**The problem**
An answer that reproduces all the entries exactly is what is needed.

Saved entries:
***

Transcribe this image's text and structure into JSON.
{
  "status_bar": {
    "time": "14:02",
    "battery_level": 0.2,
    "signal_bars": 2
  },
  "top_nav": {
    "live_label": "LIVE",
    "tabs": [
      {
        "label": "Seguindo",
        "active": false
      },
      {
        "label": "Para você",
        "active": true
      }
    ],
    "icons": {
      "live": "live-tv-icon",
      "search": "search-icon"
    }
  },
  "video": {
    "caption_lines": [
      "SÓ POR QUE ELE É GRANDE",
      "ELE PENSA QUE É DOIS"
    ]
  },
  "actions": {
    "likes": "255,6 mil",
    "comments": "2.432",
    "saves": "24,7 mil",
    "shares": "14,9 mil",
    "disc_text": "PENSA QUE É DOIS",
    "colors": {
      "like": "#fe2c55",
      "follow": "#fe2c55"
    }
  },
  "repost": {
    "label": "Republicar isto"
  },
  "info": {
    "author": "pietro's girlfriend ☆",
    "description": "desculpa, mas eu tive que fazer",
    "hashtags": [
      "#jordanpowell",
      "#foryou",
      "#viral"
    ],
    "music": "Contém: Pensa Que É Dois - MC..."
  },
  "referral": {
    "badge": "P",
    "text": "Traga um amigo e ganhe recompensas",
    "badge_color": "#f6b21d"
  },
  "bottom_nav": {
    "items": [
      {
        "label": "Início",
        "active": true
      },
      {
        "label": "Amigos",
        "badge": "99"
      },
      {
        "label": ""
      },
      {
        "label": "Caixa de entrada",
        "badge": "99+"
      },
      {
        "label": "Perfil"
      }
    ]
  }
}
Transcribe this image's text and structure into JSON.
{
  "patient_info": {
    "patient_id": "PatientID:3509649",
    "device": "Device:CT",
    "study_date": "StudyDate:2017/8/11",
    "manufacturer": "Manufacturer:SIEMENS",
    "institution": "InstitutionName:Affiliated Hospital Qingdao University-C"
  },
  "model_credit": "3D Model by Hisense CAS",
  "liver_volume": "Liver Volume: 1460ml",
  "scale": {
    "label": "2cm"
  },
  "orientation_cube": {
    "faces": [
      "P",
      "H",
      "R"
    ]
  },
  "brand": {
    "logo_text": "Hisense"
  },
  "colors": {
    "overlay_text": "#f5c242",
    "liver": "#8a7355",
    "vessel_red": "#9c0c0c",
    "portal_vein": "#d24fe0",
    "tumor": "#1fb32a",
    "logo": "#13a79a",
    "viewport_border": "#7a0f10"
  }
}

***

**Exercise result**
Transcribe this image's text and structure into JSON.
{
  "status_bar": {
    "time": "14:02",
    "battery_level": 0.2,
    "signal_bars": 2
  },
  "top_nav": {
    "live_label": "LIVE",
    "tabs": [
      {
        "label": "Seguindo",
        "active": false
      },
      {
        "label": "Para você",
        "active": true
      }
    ],
    "icons": {
      "live": "live-tv-icon",
      "search": "search-icon"
    }
  },
  "video": {
    "caption_lines": [
      "SÓ POR QUE ELE É GRANDE",
      "ELE PENSA QUE É DOIS"
    ]
  },
  "actions": {
    "likes": "255,6 mil",
    "comments": "2.432",
    "saves": "24,7 mil",
    "shares": "14,9 mil",
    "disc_text": "PENSA QUE É DOIS",
    "colors": {
      "like": "#fe2c55",
      "follow": "#fe2c55"
    }
  },
  "repost": {
    "label": "Republicar isto"
  },
  "info": {
    "author": "pietro's girlfriend ☆",
    "description": "desculpa, mas eu tive que fazer",
    "hashtags": [
      "#jordanpowell",
      "#foryou",
      "#viral"
    ],
    "music": "Contém: Pensa Que É Dois - MC..."
  },
  "referral": {
    "badge": "P",
    "text": "Traga um amigo e ganhe recompensas",
    "badge_color": "#f6b21d"
  },
  "bottom_nav": {
    "items": [
      {
        "label": "Início",
        "active": true
      },
      {
        "label": "Amigos",
        "badge": "99"
      },
      {
        "label": ""
      },
      {
        "label": "Caixa de entrada",
        "badge": "99+"
      },
      {
        "label": "Perfil"
      }
    ]
  }
}
Transcribe this image's text and structure into JSON.
{
  "patient_info": {
    "patient_id": "PatientID:3509649",
    "device": "Device:CT",
    "study_date": "StudyDate:2017/8/11",
    "manufacturer": "Manufacturer:SIEMENS",
    "institution": "InstitutionName:Affiliated Hospital Qingdao University-C"
  },
  "model_credit": "3D Model by Hisense CAS",
  "liver_volume": "Liver Volume: 1460ml",
  "scale": {
    "label": "2cm"
  },
  "orientation_cube": {
    "faces": [
      "P",
      "H",
      "R"
    ]
  },
  "brand": {
    "logo_text": "Hisense"
  },
  "colors": {
    "overlay_text": "#f5c242",
    "liver": "#8a7355",
    "vessel_red": "#9c0c0c",
    "portal_vein": "#d24fe0",
    "tumor": "#1fb32a",
    "logo": "#13a79a",
    "viewport_border": "#7a0f10"
  }
}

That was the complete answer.